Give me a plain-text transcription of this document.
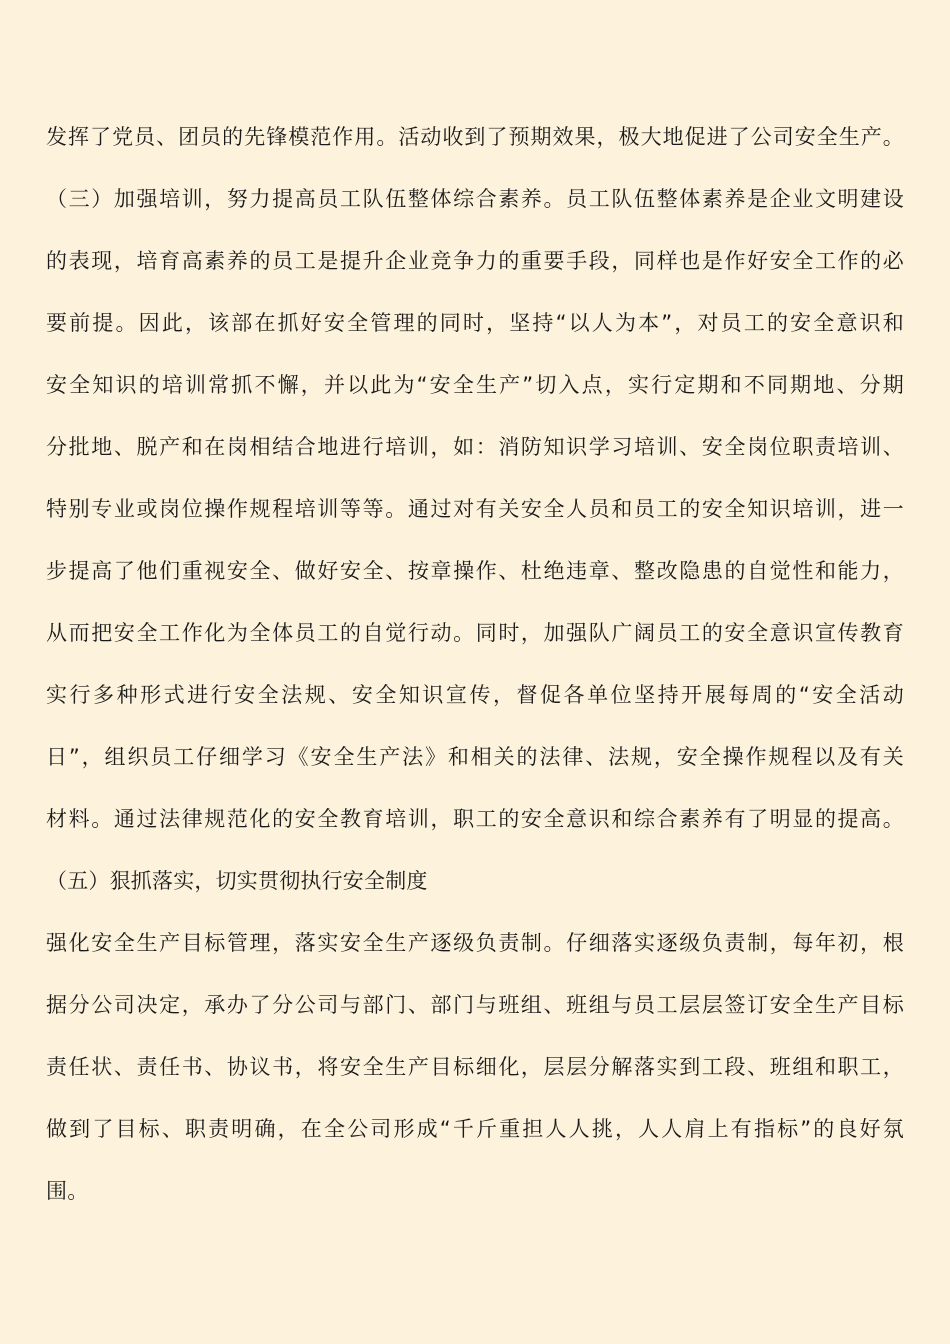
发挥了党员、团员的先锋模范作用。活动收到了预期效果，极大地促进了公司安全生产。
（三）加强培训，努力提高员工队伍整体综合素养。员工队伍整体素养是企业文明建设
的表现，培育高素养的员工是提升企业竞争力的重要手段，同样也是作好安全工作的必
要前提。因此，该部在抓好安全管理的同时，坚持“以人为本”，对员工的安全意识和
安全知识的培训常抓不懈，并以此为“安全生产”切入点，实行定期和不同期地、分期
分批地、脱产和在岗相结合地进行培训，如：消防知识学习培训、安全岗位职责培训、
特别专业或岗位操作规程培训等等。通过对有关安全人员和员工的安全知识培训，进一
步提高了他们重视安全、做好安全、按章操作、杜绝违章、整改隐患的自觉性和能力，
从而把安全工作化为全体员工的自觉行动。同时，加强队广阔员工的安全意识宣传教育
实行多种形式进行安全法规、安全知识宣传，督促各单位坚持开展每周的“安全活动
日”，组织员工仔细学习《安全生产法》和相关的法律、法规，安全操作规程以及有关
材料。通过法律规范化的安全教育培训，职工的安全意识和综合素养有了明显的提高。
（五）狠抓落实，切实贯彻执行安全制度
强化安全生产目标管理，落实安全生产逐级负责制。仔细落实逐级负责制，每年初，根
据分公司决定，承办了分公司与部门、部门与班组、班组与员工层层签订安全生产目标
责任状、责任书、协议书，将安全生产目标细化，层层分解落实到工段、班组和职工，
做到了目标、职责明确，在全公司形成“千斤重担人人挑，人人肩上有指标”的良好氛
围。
_ _ _ _
> _REQUIRED WORK_: Copy the records above exactly, omitting every picture.

> _WRITTEN REPLY_:
Give me a plain-text transcription of this document.
发挥了党员、团员的先锋模范作用。活动收到了预期效果，极大地促进了公司安全生产。
（三）加强培训，努力提高员工队伍整体综合素养。员工队伍整体素养是企业文明建设
的表现，培育高素养的员工是提升企业竞争力的重要手段，同样也是作好安全工作的必
要前提。因此，该部在抓好安全管理的同时，坚持“以人为本”，对员工的安全意识和
安全知识的培训常抓不懈，并以此为“安全生产”切入点，实行定期和不同期地、分期
分批地、脱产和在岗相结合地进行培训，如：消防知识学习培训、安全岗位职责培训、
特别专业或岗位操作规程培训等等。通过对有关安全人员和员工的安全知识培训，进一
步提高了他们重视安全、做好安全、按章操作、杜绝违章、整改隐患的自觉性和能力，
从而把安全工作化为全体员工的自觉行动。同时，加强队广阔员工的安全意识宣传教育
实行多种形式进行安全法规、安全知识宣传，督促各单位坚持开展每周的“安全活动
日”，组织员工仔细学习《安全生产法》和相关的法律、法规，安全操作规程以及有关
材料。通过法律规范化的安全教育培训，职工的安全意识和综合素养有了明显的提高。
（五）狠抓落实，切实贯彻执行安全制度
强化安全生产目标管理，落实安全生产逐级负责制。仔细落实逐级负责制，每年初，根
据分公司决定，承办了分公司与部门、部门与班组、班组与员工层层签订安全生产目标
责任状、责任书、协议书，将安全生产目标细化，层层分解落实到工段、班组和职工，
做到了目标、职责明确，在全公司形成“千斤重担人人挑，人人肩上有指标”的良好氛
围。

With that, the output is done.